WORK TO COMPLETE: Identify the lines that contain the string "name", then copy each of them.

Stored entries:
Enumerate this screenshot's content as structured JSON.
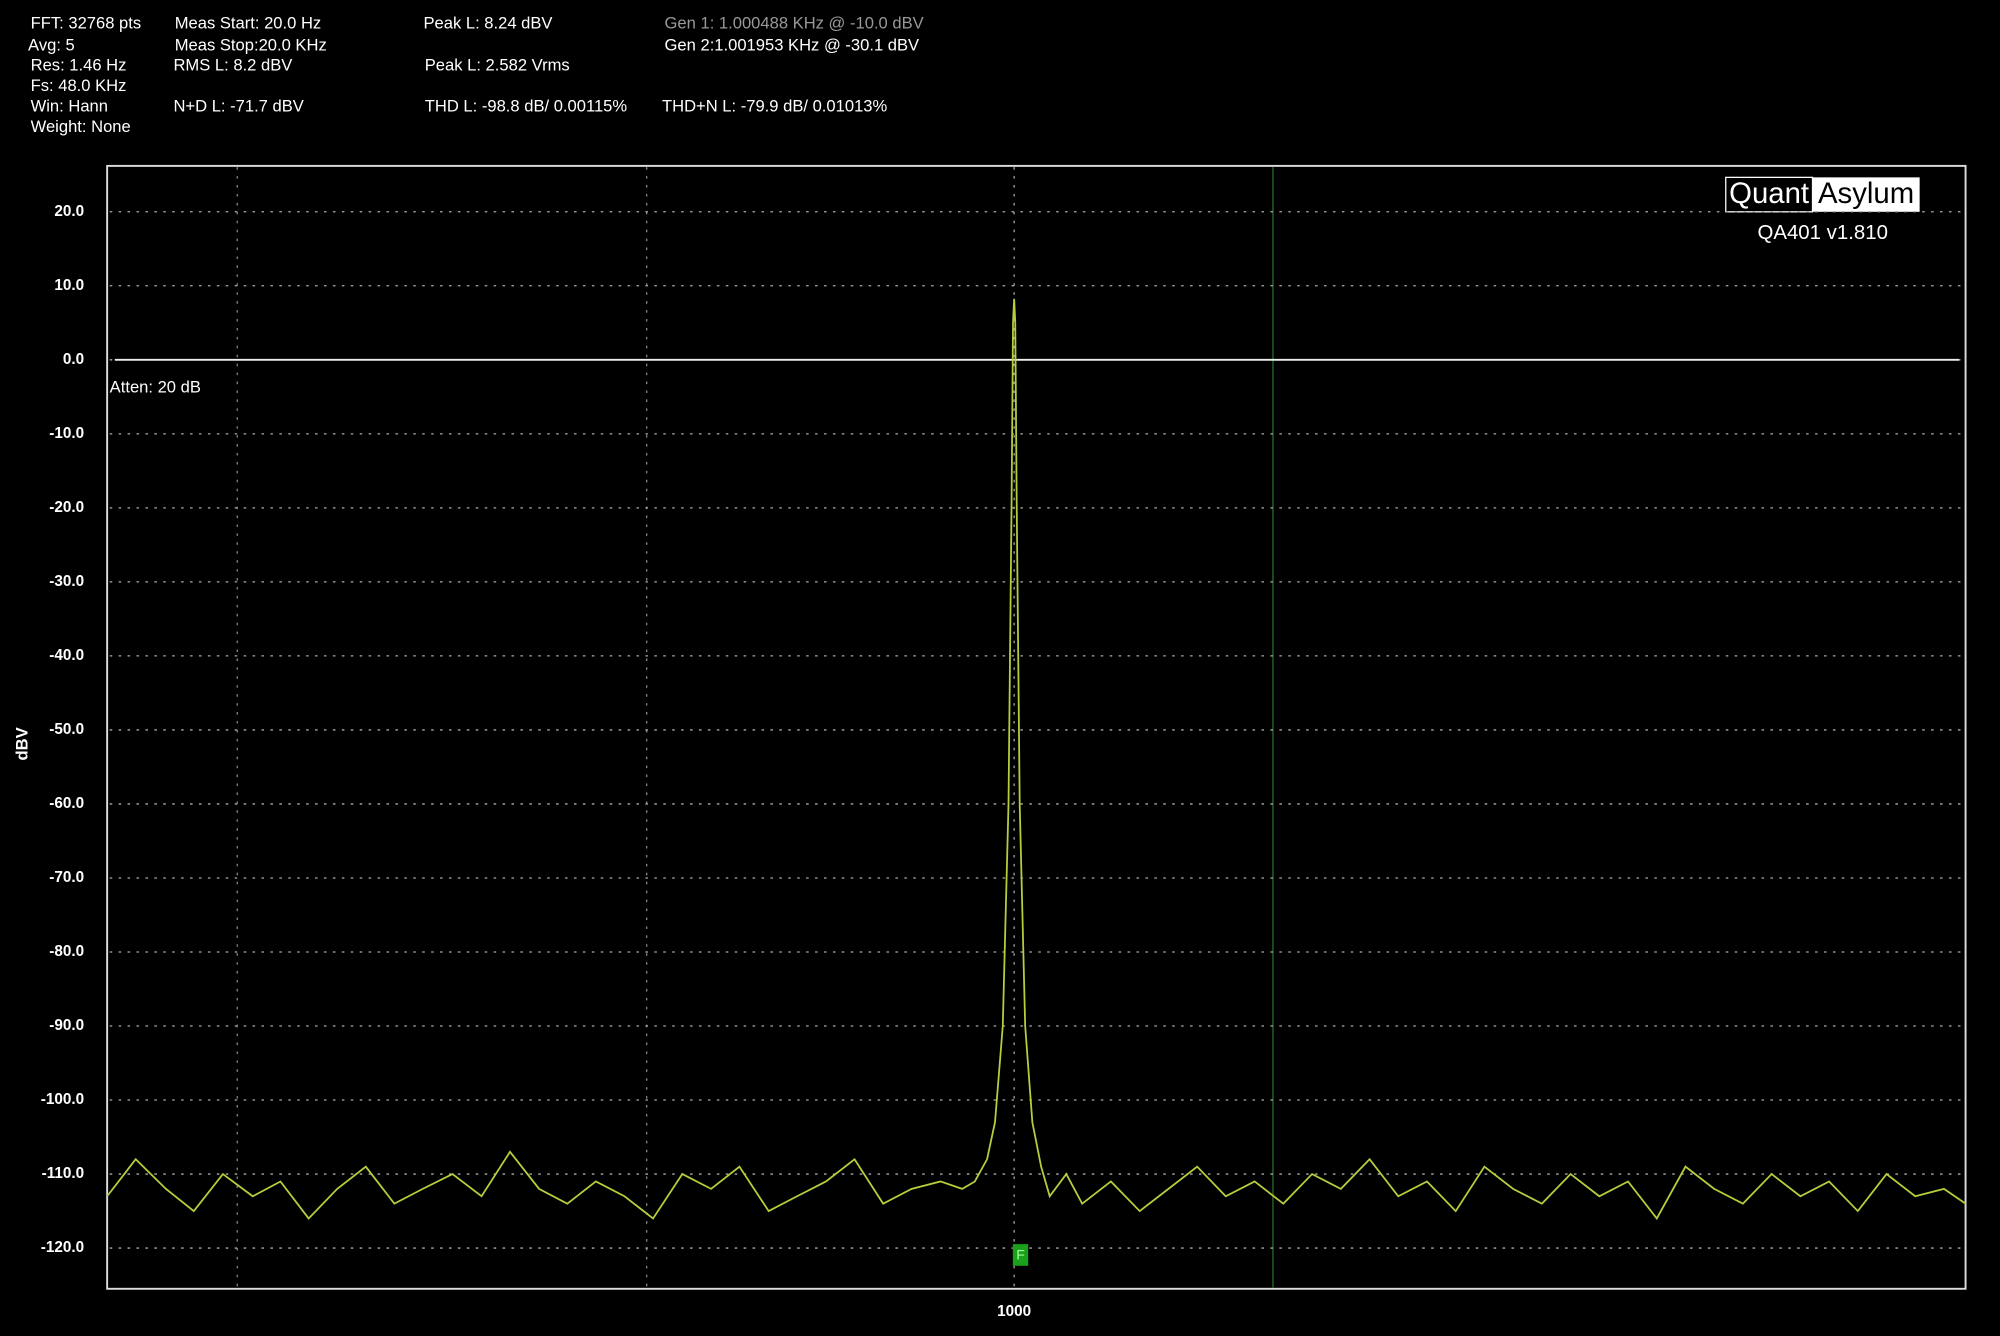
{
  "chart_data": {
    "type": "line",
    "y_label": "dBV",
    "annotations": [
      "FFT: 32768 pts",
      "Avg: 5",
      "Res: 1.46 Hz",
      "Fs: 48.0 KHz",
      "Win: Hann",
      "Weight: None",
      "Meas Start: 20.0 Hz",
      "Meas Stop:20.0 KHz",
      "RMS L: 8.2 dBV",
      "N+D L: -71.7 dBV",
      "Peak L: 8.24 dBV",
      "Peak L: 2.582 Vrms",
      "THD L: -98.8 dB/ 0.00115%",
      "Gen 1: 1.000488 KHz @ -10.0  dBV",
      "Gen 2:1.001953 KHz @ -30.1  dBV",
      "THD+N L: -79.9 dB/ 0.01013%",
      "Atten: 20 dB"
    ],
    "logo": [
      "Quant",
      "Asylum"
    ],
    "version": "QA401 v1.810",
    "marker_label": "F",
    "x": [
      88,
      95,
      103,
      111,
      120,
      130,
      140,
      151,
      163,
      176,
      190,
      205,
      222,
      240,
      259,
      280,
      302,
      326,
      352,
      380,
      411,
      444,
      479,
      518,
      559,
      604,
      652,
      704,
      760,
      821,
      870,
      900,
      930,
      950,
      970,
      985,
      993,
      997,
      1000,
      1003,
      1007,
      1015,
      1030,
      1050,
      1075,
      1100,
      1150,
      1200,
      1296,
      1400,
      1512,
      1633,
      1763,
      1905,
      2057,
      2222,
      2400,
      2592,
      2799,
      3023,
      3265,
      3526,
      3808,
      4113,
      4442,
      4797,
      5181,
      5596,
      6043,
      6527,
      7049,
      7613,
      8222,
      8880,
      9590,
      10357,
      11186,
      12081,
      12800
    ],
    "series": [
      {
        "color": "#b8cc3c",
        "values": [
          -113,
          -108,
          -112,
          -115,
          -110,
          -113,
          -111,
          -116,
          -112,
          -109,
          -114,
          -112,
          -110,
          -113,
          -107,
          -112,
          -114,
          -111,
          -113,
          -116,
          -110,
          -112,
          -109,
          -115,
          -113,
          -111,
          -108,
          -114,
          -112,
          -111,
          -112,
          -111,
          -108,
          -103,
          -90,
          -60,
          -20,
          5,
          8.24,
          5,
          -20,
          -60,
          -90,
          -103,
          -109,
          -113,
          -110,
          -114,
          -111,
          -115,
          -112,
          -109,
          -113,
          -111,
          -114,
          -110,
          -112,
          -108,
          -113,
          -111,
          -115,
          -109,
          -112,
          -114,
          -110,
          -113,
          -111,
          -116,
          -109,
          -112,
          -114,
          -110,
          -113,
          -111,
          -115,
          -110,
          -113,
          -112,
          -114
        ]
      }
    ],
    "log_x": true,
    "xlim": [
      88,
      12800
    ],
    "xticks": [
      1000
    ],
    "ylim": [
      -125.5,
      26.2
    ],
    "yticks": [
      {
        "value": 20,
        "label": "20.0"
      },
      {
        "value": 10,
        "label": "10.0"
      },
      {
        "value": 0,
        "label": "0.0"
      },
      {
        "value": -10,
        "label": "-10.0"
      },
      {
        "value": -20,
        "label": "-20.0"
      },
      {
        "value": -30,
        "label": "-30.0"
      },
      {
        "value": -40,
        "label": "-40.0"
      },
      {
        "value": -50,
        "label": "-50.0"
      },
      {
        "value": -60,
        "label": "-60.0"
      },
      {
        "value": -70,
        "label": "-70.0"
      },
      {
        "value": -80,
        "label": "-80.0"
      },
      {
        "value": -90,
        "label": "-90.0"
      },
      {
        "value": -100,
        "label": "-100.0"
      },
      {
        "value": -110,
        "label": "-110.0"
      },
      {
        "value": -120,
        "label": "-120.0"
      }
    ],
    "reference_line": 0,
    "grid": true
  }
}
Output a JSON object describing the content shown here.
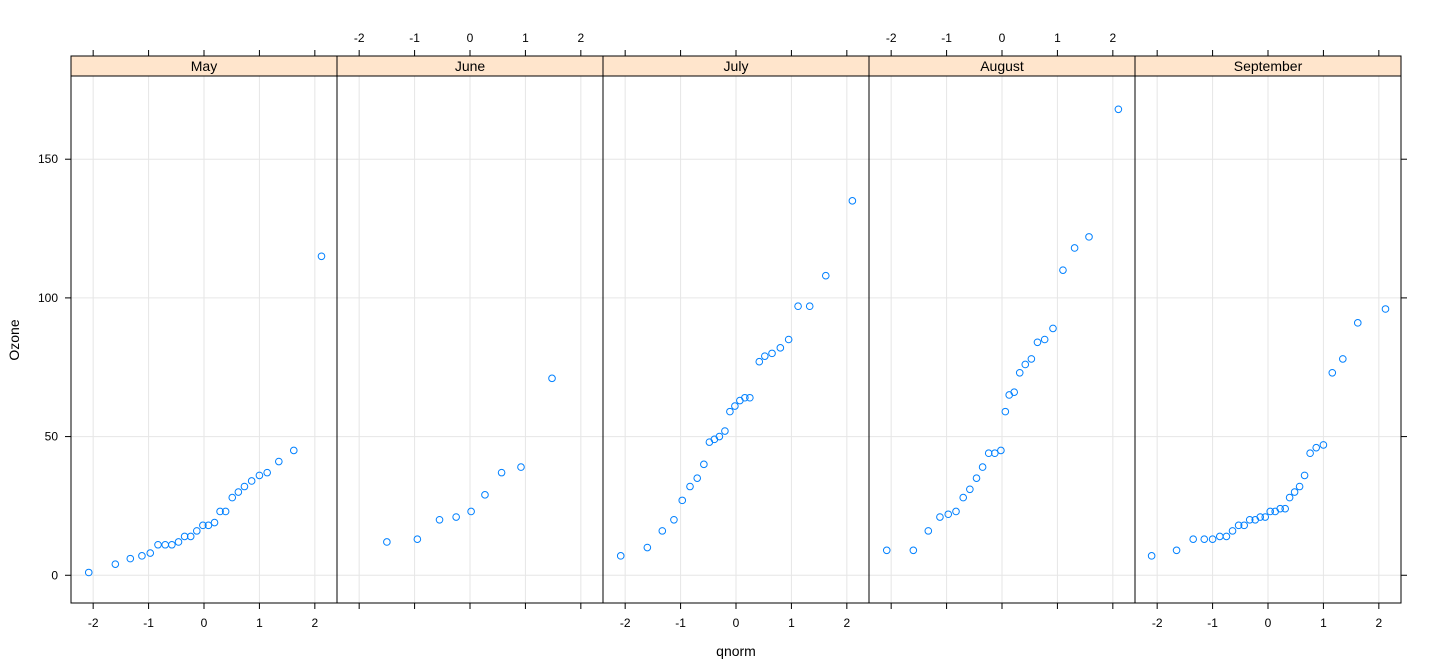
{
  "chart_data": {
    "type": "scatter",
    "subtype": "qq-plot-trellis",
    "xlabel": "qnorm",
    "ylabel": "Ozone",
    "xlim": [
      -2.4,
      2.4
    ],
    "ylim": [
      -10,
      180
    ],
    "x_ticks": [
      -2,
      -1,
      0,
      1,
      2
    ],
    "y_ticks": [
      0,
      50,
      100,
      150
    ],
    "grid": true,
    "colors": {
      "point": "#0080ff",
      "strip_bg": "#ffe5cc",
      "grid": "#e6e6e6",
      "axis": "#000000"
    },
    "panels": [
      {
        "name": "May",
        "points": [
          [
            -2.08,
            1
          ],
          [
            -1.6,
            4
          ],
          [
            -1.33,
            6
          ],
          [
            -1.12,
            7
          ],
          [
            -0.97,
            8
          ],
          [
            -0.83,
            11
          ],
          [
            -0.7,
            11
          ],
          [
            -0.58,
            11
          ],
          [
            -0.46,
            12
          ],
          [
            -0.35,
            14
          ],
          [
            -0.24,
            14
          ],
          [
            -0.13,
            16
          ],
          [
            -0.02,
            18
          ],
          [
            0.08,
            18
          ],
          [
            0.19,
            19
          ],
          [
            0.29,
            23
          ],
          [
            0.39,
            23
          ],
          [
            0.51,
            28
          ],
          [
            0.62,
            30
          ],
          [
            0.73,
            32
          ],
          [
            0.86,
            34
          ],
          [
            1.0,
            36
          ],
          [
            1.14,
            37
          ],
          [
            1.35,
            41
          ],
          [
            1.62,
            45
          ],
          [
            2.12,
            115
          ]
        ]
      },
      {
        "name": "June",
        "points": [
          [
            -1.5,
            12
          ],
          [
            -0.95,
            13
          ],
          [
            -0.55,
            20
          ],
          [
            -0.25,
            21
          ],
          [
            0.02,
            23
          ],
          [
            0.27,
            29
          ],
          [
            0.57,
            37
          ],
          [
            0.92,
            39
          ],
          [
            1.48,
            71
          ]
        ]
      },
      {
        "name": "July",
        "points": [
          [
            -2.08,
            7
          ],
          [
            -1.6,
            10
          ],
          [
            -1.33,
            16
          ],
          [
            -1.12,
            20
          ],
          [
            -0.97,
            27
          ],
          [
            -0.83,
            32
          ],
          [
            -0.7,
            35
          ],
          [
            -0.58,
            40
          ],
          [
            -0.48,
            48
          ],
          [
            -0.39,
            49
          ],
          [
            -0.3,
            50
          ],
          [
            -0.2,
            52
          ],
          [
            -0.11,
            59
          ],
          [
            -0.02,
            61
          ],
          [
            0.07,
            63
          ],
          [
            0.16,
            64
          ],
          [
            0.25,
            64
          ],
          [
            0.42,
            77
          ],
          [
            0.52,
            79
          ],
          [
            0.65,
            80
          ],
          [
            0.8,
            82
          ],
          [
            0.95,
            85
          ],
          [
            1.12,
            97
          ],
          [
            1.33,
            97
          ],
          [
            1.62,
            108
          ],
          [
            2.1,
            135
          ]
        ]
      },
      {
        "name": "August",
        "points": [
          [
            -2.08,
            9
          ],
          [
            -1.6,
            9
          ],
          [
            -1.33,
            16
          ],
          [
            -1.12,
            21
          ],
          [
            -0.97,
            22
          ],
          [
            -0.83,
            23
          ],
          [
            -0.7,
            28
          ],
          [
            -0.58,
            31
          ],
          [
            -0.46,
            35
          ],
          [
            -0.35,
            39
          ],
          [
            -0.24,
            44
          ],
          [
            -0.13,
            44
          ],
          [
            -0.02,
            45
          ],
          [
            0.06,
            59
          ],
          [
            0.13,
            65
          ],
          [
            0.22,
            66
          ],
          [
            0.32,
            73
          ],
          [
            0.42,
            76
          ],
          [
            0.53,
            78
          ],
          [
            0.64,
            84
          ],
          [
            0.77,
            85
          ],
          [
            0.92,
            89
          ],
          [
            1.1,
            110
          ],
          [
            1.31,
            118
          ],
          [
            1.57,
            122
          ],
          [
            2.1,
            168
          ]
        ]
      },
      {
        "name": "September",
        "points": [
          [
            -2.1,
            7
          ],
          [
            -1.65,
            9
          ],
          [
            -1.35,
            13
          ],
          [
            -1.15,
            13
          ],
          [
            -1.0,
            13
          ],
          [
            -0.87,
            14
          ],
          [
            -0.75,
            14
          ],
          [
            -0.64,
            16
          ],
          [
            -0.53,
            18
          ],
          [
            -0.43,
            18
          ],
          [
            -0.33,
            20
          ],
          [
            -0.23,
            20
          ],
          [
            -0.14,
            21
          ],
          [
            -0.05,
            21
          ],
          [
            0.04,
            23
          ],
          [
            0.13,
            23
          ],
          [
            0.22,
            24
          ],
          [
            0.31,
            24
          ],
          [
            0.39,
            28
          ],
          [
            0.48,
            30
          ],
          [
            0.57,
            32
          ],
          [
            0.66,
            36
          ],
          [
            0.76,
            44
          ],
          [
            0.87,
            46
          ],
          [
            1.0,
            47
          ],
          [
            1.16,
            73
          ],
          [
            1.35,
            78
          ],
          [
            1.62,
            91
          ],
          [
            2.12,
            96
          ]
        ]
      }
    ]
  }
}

FINAL RESULT:
        "name": "May",
        "name": "June",
        "name": "July",
        "name": "August",
        "name": "September",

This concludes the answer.